_Given request_
Return the records word for word. Any pictures in them are not part of the copy.
▬▬▬▬▬▬
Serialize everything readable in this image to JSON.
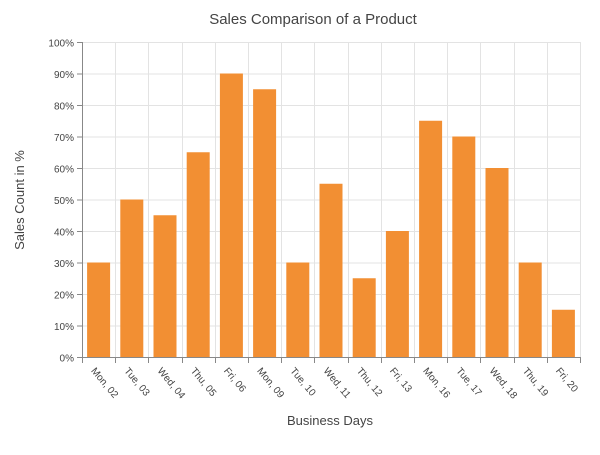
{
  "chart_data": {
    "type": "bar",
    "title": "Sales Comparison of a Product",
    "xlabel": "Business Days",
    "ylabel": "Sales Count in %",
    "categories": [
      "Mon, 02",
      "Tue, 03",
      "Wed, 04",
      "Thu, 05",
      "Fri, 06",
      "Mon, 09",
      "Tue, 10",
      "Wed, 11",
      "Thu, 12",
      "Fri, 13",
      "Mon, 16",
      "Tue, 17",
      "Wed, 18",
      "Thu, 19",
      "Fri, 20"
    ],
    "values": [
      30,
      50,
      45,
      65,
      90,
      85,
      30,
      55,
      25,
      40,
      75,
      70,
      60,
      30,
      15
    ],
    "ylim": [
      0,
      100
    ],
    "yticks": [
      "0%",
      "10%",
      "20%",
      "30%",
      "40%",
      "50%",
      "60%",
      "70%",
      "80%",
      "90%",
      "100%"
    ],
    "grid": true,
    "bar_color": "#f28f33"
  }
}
▬▬▬▬▬▬
_Response_
Serialize everything readable in this image to JSON.
{
  "chart_data": {
    "type": "bar",
    "title": "Sales Comparison of a Product",
    "xlabel": "Business Days",
    "ylabel": "Sales Count in %",
    "categories": [
      "Mon, 02",
      "Tue, 03",
      "Wed, 04",
      "Thu, 05",
      "Fri, 06",
      "Mon, 09",
      "Tue, 10",
      "Wed, 11",
      "Thu, 12",
      "Fri, 13",
      "Mon, 16",
      "Tue, 17",
      "Wed, 18",
      "Thu, 19",
      "Fri, 20"
    ],
    "values": [
      30,
      50,
      45,
      65,
      90,
      85,
      30,
      55,
      25,
      40,
      75,
      70,
      60,
      30,
      15
    ],
    "ylim": [
      0,
      100
    ],
    "yticks": [
      "0%",
      "10%",
      "20%",
      "30%",
      "40%",
      "50%",
      "60%",
      "70%",
      "80%",
      "90%",
      "100%"
    ],
    "grid": true,
    "bar_color": "#f28f33"
  }
}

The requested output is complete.